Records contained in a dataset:

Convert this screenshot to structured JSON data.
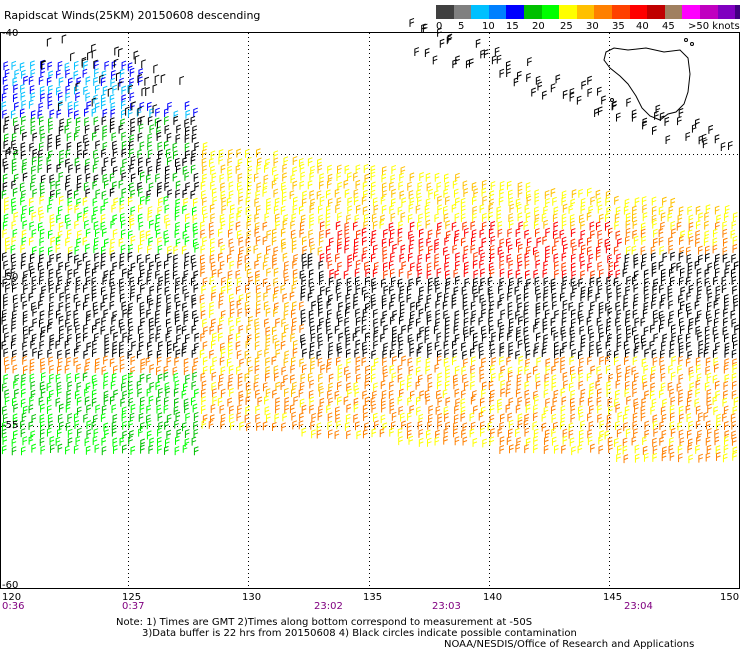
{
  "title": "Rapidscat Winds(25KM) 20150608 descending",
  "legend": {
    "colors": [
      "#404040",
      "#808080",
      "#00c0ff",
      "#0080ff",
      "#0000ff",
      "#00c000",
      "#00ff00",
      "#ffff00",
      "#ffc000",
      "#ff8000",
      "#ff4000",
      "#ff0000",
      "#c00000",
      "#a08060",
      "#ff00ff",
      "#c000c0",
      "#8000c0",
      "#400080"
    ],
    "ticks": [
      "0",
      "5",
      "10",
      "15",
      "20",
      "25",
      "30",
      "35",
      "40",
      "45",
      ">50 knots"
    ]
  },
  "lon_labels": [
    "120",
    "125",
    "130",
    "135",
    "140",
    "145",
    "150"
  ],
  "lat_labels": [
    "-40",
    "-45",
    "-50",
    "-55",
    "-60"
  ],
  "time_labels": [
    "0:36",
    "0:37",
    "23:02",
    "23:03",
    "23:04"
  ],
  "notes": [
    "Note: 1) Times are GMT 2)Times along bottom correspond to measurement at -50S",
    "3)Data buffer is 22 hrs from 20150608 4) Black circles indicate possible contamination",
    "NOAA/NESDIS/Office of Research and Applications"
  ]
}
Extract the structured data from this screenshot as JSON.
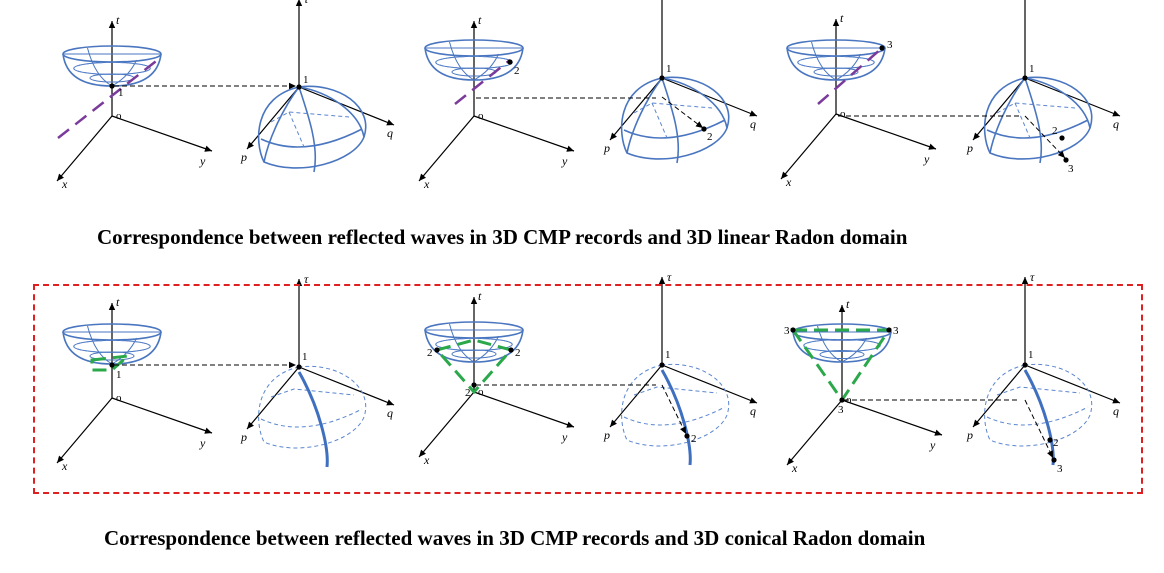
{
  "captions": {
    "linear": "Correspondence between reflected waves in 3D CMP records and 3D linear Radon domain",
    "conical": "Correspondence between reflected waves in 3D CMP records and 3D conical Radon domain"
  },
  "axis_labels": {
    "cmp": {
      "time": "t",
      "x": "x",
      "y": "y",
      "origin": "o"
    },
    "radon": {
      "tau": "τ",
      "p": "p",
      "q": "q"
    }
  },
  "point_labels": [
    "1",
    "2",
    "3"
  ],
  "colors": {
    "wireframe": "#4a76c0",
    "linear_event": "#7a3b9a",
    "conical_event": "#2aa84a",
    "highlight_frame": "#e02020"
  }
}
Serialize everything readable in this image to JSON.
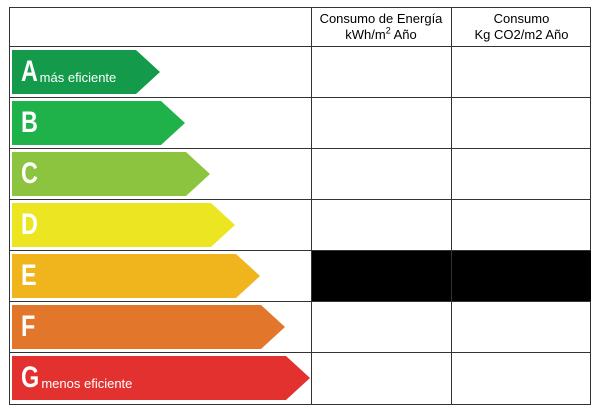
{
  "header": {
    "energy_line1": "Consumo de Energía",
    "energy_line2": "kWh/m",
    "energy_sup": "2",
    "energy_line2_tail": " Año",
    "co2_line1": "Consumo",
    "co2_line2": "Kg CO2/m2 Año"
  },
  "ratings": [
    {
      "letter": "A",
      "text": "más eficiente",
      "color": "#139a4a"
    },
    {
      "letter": "B",
      "text": "",
      "color": "#1fb14a"
    },
    {
      "letter": "C",
      "text": "",
      "color": "#8cc43f"
    },
    {
      "letter": "D",
      "text": "",
      "color": "#ece622"
    },
    {
      "letter": "E",
      "text": "",
      "color": "#f0b41c"
    },
    {
      "letter": "F",
      "text": "",
      "color": "#e2762a"
    },
    {
      "letter": "G",
      "text": "menos eficiente",
      "color": "#e3312f"
    }
  ],
  "highlighted_rating": "E",
  "colors": {
    "grid_line": "#333333",
    "highlight_fill": "#000000"
  }
}
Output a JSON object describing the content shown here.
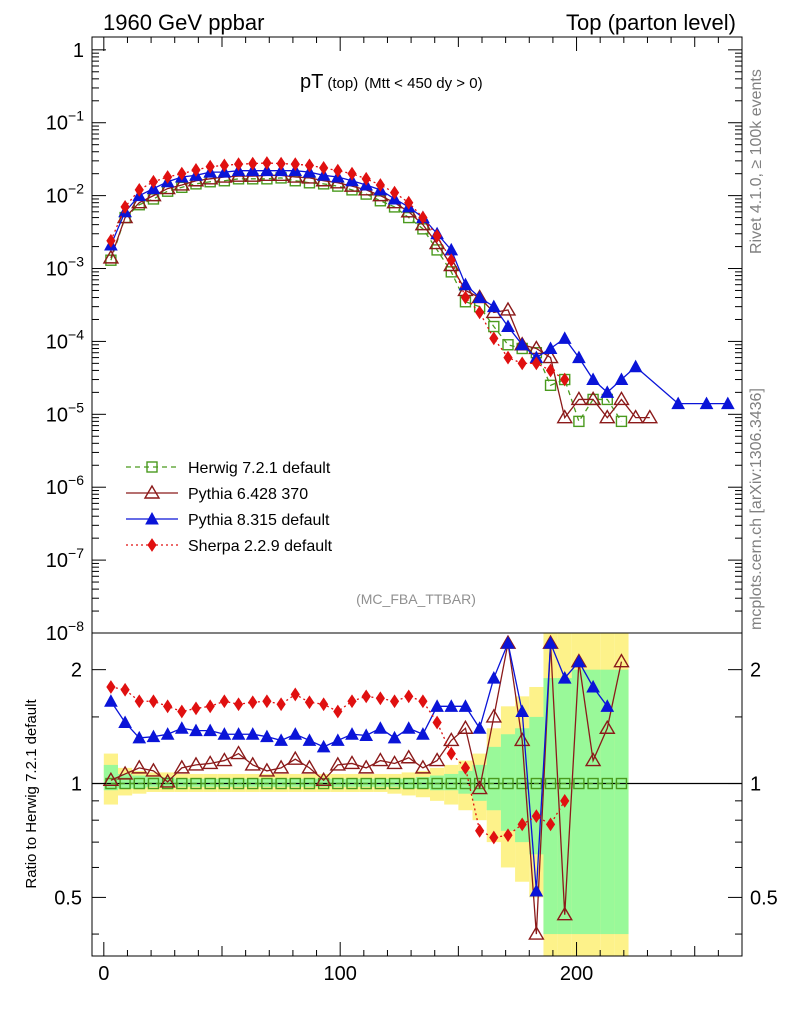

**Requirement**
Write out every line of the entries that holds the word "structured".

**Response to the task**
Convert this screenshot to structured JSON data.
Extract the structured data from this screenshot as JSON.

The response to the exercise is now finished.